# GOAL OF THE EXERCISE
Output an exact reproduction of the data.

start TASK INPUT

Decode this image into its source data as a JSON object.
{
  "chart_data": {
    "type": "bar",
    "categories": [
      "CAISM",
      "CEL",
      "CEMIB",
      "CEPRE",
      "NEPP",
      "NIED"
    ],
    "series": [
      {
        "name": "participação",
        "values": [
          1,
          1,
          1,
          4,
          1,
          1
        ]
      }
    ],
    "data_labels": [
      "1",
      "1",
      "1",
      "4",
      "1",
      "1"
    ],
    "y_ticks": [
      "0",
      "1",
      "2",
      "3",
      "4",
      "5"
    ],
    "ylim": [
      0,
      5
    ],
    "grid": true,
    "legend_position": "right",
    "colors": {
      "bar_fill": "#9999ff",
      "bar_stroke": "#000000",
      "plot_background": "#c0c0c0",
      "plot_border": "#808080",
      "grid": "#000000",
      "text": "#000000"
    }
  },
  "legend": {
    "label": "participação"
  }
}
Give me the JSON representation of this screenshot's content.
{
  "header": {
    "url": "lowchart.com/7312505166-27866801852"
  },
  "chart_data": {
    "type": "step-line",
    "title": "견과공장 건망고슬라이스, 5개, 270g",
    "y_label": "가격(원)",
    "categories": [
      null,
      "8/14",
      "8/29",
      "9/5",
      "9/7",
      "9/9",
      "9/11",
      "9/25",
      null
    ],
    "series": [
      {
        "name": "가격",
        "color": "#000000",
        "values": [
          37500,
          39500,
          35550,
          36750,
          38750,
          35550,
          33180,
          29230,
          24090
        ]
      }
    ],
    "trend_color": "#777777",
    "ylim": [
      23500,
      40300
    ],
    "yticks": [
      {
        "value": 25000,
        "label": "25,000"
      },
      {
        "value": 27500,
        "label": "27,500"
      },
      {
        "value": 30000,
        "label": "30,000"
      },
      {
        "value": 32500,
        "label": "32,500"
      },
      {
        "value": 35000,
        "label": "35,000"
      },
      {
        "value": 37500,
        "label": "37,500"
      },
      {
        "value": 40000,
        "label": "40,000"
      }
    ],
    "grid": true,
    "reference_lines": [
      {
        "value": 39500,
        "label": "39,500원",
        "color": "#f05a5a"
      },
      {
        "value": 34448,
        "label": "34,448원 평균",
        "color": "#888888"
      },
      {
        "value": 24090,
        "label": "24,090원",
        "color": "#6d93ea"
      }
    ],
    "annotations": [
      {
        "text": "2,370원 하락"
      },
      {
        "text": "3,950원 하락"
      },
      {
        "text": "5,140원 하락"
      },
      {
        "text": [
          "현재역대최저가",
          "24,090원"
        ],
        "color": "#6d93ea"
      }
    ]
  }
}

end TASK INPUT

# OUTPUT OF THE TASK
Decode this image into its source data as a JSON object.
{
  "chart_data": {
    "type": "bar",
    "categories": [
      "CAISM",
      "CEL",
      "CEMIB",
      "CEPRE",
      "NEPP",
      "NIED"
    ],
    "series": [
      {
        "name": "participação",
        "values": [
          1,
          1,
          1,
          4,
          1,
          1
        ]
      }
    ],
    "data_labels": [
      "1",
      "1",
      "1",
      "4",
      "1",
      "1"
    ],
    "y_ticks": [
      "0",
      "1",
      "2",
      "3",
      "4",
      "5"
    ],
    "ylim": [
      0,
      5
    ],
    "grid": true,
    "legend_position": "right",
    "colors": {
      "bar_fill": "#9999ff",
      "bar_stroke": "#000000",
      "plot_background": "#c0c0c0",
      "plot_border": "#808080",
      "grid": "#000000",
      "text": "#000000"
    }
  },
  "legend": {
    "label": "participação"
  }
}
Give me the JSON representation of this screenshot's content.
{
  "header": {
    "url": "lowchart.com/7312505166-27866801852"
  },
  "chart_data": {
    "type": "step-line",
    "title": "견과공장 건망고슬라이스, 5개, 270g",
    "y_label": "가격(원)",
    "categories": [
      null,
      "8/14",
      "8/29",
      "9/5",
      "9/7",
      "9/9",
      "9/11",
      "9/25",
      null
    ],
    "series": [
      {
        "name": "가격",
        "color": "#000000",
        "values": [
          37500,
          39500,
          35550,
          36750,
          38750,
          35550,
          33180,
          29230,
          24090
        ]
      }
    ],
    "trend_color": "#777777",
    "ylim": [
      23500,
      40300
    ],
    "yticks": [
      {
        "value": 25000,
        "label": "25,000"
      },
      {
        "value": 27500,
        "label": "27,500"
      },
      {
        "value": 30000,
        "label": "30,000"
      },
      {
        "value": 32500,
        "label": "32,500"
      },
      {
        "value": 35000,
        "label": "35,000"
      },
      {
        "value": 37500,
        "label": "37,500"
      },
      {
        "value": 40000,
        "label": "40,000"
      }
    ],
    "grid": true,
    "reference_lines": [
      {
        "value": 39500,
        "label": "39,500원",
        "color": "#f05a5a"
      },
      {
        "value": 34448,
        "label": "34,448원 평균",
        "color": "#888888"
      },
      {
        "value": 24090,
        "label": "24,090원",
        "color": "#6d93ea"
      }
    ],
    "annotations": [
      {
        "text": "2,370원 하락"
      },
      {
        "text": "3,950원 하락"
      },
      {
        "text": "5,140원 하락"
      },
      {
        "text": [
          "현재역대최저가",
          "24,090원"
        ],
        "color": "#6d93ea"
      }
    ]
  }
}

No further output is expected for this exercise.